- **Short exercise**: From the entries below, copy every line where the string "structured" appears.

- **Provided records**:
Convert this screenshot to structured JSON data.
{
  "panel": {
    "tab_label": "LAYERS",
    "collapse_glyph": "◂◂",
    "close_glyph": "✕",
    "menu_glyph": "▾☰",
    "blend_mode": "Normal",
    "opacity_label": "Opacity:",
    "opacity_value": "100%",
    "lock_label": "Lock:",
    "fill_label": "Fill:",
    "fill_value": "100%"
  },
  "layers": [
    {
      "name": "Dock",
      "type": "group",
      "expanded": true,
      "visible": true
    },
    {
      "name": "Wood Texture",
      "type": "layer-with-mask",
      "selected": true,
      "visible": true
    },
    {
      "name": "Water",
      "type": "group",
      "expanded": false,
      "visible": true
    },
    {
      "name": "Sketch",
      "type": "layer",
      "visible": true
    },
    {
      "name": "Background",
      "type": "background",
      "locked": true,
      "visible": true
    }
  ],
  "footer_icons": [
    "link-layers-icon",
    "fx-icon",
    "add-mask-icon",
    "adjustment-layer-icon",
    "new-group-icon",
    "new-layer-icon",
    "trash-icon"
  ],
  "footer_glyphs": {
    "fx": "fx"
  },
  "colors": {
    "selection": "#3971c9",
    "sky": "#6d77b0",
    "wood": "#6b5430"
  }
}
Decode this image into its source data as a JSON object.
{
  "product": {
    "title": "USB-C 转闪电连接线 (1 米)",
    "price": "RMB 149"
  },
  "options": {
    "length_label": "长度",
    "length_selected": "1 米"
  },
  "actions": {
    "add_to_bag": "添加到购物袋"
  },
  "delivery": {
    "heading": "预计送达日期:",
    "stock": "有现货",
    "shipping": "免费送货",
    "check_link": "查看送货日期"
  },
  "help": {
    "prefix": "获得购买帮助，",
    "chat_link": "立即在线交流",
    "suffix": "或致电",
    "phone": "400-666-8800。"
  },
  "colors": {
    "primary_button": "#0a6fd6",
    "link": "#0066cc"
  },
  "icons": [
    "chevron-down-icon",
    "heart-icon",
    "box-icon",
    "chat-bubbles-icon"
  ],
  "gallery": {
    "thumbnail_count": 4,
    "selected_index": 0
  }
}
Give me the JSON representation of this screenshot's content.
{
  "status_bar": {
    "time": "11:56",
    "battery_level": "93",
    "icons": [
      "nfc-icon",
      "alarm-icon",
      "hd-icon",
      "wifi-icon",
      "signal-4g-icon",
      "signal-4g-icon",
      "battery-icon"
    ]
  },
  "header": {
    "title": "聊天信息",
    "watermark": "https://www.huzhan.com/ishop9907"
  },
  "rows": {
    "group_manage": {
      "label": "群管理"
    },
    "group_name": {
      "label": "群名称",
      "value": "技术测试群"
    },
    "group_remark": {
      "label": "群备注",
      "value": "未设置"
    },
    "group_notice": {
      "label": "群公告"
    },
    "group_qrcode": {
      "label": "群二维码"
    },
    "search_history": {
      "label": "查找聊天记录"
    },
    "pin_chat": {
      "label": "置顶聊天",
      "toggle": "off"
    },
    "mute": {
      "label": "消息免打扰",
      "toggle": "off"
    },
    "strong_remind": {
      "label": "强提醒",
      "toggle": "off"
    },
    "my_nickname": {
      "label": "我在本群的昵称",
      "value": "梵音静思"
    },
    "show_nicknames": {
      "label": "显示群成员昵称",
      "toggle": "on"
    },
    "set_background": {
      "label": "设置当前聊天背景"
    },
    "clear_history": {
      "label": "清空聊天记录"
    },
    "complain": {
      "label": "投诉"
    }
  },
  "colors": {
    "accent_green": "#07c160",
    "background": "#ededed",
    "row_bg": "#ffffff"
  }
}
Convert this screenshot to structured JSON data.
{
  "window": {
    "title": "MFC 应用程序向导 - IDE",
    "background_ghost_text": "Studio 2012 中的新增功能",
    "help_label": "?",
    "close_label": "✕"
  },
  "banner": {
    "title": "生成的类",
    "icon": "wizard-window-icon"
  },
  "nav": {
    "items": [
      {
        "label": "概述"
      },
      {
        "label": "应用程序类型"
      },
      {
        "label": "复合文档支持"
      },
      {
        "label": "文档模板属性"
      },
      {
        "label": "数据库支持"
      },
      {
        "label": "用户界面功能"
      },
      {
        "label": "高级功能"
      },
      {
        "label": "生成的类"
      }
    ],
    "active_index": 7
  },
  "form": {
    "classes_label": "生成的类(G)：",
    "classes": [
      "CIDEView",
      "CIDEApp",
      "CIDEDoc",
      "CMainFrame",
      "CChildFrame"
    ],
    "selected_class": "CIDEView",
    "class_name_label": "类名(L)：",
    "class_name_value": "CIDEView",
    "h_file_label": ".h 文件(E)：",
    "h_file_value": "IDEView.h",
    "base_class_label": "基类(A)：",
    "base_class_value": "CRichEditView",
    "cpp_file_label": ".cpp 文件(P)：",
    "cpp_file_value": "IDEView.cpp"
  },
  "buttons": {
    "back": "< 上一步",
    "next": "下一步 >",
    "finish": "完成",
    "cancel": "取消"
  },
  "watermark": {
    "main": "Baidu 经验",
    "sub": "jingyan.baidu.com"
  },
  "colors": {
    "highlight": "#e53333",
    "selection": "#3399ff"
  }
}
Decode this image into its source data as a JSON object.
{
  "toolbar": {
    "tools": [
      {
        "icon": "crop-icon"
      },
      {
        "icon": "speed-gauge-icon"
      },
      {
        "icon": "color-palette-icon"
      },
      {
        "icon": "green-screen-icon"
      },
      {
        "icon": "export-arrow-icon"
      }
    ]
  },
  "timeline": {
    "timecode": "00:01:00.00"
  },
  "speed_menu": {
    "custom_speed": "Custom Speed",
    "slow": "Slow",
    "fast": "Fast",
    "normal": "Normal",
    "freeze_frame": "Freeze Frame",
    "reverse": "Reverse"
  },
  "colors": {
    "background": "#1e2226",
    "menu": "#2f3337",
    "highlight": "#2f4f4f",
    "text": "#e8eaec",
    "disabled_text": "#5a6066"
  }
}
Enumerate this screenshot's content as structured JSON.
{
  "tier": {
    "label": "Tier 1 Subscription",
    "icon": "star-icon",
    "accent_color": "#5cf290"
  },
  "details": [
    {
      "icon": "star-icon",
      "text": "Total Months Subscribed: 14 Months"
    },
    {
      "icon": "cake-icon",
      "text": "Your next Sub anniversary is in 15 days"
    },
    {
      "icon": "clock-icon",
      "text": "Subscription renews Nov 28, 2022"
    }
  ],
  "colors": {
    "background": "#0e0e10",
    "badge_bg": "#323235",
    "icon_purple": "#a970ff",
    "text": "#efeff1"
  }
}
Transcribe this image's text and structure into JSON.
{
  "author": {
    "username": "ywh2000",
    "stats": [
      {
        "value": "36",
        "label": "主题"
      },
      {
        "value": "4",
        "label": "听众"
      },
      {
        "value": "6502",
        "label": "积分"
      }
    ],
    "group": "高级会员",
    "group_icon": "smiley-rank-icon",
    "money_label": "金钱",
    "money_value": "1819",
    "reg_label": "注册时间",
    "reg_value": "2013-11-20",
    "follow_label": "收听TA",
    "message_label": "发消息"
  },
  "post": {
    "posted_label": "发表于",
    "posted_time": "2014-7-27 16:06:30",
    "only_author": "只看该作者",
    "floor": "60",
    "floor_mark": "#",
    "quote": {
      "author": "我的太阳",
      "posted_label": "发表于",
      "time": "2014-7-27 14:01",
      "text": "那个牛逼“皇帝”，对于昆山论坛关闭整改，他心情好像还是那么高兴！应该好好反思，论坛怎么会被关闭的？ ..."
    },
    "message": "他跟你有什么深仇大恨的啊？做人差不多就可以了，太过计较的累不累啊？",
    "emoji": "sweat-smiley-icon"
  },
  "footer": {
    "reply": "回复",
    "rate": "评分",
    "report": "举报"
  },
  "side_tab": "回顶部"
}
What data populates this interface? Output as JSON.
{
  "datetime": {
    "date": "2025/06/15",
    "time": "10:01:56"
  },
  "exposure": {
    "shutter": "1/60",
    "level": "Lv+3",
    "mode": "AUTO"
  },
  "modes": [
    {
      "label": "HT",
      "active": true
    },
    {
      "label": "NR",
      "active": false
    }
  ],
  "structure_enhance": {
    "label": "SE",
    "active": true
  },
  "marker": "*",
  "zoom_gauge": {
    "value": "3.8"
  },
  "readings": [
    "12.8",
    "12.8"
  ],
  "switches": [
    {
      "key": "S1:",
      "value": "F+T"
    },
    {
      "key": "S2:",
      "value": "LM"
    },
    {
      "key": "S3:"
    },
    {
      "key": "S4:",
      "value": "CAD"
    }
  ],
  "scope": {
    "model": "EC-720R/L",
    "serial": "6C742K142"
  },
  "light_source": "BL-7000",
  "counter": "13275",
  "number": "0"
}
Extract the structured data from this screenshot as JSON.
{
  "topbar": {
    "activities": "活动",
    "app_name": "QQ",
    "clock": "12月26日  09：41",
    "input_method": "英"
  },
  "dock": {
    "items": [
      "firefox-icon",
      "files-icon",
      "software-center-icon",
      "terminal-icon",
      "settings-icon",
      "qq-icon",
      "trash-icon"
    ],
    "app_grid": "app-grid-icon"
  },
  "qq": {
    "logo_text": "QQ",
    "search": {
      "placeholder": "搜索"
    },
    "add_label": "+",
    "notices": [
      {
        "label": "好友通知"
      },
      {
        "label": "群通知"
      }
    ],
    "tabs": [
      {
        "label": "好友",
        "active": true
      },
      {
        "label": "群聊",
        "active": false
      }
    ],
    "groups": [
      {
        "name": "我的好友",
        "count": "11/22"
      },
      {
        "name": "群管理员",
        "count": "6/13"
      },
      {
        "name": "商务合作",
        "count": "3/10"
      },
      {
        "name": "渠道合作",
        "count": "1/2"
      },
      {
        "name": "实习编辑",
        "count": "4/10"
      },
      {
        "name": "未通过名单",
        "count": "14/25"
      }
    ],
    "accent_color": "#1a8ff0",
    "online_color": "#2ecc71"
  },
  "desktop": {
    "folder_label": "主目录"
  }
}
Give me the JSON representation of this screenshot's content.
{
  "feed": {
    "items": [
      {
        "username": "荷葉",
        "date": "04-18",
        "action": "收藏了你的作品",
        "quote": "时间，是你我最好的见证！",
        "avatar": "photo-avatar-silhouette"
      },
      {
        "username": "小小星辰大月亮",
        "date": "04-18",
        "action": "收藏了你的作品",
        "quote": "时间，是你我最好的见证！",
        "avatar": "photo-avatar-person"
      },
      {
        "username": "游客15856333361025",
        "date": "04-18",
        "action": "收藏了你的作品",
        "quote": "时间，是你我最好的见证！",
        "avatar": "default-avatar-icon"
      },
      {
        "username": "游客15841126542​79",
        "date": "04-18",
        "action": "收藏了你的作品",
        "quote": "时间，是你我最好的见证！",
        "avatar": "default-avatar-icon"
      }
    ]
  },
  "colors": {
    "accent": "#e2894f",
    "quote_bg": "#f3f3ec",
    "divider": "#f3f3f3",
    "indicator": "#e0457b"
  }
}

- **Output of the task**:
Convert this screenshot to structured JSON data.
Convert this screenshot to structured JSON data.
Enumerate this screenshot's content as structured JSON.
Extract the structured data from this screenshot as JSON.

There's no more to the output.